To do:
1. Answer these questions from the passage on House Bill No. 872, one line each, marked (a) to (c):
(a) What does the state constitution prohibit the legislature from doing in a Regular Session in an even-numbered year?
(b) Who passed House Bill No. 872, and during which session?
(c) What does the writer recommend the Department of Public Safety do about this law?
2. Continue the passage on House Bill No. 872 from its final sentence, in the same voice.

Source passage:
****************************************

Agency ordered to ignore tax collection

The state constitution prohibits the legislature from passing a new tax or increasing an existing tax in a Regular Session in an even-numbered year.

A “fee” can be introduced and passed in such a session. However, a fee can only produce enough revenues to provide a specific service for which the fee was passed.

Rep. Barry Ivey passed House Bill No. 872 during the 2014 Regular Session. The bill adds a $75 fee for the reinstatement of one’s auto insurance that has lapsed.

HB 872 dedicates $42 million annually from the revenues produced by the fee to the general operations of the Department of Public Safety. It spells out that only $1 million of the fee is to be used to perform the services for which it was passed.

Therefore, the other $42 million in revenues are an unconstitutional tax.

Being an attorney licensed to practice in Louisiana, I hereby declare HB 872 unconstitutional. I recommend that the Department of Public Safety ignore this law until someone sues them. When a suit is filed the attorney general is required to defend it, thus saving DPS much needed revenues. His defense will be that the “fee” is a “tax” and therefore unconstitutional.

****************************************

Dataset extract:
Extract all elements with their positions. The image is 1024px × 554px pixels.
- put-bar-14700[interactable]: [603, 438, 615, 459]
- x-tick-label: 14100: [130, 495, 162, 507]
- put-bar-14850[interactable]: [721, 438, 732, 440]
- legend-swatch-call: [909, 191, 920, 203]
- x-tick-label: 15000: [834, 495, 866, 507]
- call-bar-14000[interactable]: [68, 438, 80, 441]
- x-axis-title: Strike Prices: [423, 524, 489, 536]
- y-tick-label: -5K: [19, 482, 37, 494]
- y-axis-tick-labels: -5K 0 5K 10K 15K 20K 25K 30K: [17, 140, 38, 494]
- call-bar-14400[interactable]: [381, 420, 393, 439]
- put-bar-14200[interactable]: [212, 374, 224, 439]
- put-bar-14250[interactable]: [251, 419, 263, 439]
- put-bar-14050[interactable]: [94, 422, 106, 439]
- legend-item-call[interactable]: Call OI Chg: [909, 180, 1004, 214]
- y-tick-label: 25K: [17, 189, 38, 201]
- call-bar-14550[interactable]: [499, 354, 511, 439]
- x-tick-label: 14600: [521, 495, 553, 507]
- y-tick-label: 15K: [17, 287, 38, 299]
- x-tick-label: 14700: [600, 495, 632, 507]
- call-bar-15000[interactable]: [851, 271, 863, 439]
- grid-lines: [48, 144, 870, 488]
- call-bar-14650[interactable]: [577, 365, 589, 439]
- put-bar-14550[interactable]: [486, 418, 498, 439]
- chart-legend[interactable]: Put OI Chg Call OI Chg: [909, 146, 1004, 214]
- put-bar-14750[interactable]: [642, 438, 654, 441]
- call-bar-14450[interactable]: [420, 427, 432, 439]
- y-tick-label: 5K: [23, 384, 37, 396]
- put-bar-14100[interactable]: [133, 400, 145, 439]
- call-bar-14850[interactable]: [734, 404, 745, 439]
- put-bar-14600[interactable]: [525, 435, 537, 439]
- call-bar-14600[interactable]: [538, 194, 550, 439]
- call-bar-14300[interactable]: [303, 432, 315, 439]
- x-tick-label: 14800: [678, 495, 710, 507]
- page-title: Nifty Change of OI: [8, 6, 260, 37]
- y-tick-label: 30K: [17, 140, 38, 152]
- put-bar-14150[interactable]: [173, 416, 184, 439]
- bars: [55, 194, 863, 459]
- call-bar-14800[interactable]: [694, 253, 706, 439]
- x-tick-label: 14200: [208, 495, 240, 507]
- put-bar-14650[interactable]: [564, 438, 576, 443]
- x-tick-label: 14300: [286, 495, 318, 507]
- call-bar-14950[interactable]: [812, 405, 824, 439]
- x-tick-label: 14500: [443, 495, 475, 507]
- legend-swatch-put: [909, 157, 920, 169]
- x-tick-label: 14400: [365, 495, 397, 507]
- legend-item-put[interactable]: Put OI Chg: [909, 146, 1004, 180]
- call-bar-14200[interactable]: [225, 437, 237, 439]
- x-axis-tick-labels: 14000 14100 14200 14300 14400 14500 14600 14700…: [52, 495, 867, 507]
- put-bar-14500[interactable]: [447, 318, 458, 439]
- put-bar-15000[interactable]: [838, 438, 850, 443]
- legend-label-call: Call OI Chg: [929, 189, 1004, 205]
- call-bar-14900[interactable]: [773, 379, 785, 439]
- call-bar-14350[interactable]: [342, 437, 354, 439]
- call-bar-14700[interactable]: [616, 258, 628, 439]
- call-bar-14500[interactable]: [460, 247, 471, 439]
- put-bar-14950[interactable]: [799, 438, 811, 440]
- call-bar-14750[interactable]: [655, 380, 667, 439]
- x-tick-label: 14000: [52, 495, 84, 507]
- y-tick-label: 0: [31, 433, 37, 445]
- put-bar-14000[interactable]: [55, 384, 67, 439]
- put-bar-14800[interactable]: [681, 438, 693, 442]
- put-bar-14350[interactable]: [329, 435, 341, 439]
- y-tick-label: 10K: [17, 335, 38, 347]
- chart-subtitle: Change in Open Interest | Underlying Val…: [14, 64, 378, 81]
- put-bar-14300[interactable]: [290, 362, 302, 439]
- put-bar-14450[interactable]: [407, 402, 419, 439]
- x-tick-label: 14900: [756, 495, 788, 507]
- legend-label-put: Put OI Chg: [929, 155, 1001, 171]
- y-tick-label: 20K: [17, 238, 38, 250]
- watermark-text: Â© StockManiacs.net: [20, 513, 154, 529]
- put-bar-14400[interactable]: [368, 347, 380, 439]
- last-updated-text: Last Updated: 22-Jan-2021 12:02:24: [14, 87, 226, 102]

****************************************

List of answers:
1.
(a) It prohibits the legislature from passing a new tax or increasing an existing tax.
(b) Rep. Barry Ivey passed it during the 2014 Regular Session.
(c) The writer recommends that the department ignore the law until someone sues them.

2.
Some of you lawyers are wondering where I get such power. I get it from a legal memorandum prepared by some Florida lawyers for the Louisiana State Police Retirement System.What’s good for the goose is good for the gander.

Edmonson solution explained

The leges and the state Police Retirement System Board refuse to consider litigation to declare the Edmonson Amendment unconstitutional. That is the only absolute solution to the exposure of us taxpayers to unlimited financial liability.

With the amendment,  State Police Superintendent Mike Edmonson will receive an extra $55,000 in retirement benefits annually for the rest of his life.

Sen. J.P. Morrell and Rep. Walt Leger, in response to my challenge to litigate SB 294, offered a lege solution to litigation. It should be noted that SB 294 was authored by Morrell. Also, Morrell and Leger are two of the six coconspirators that slipped the last minute amendment into a conference committee report.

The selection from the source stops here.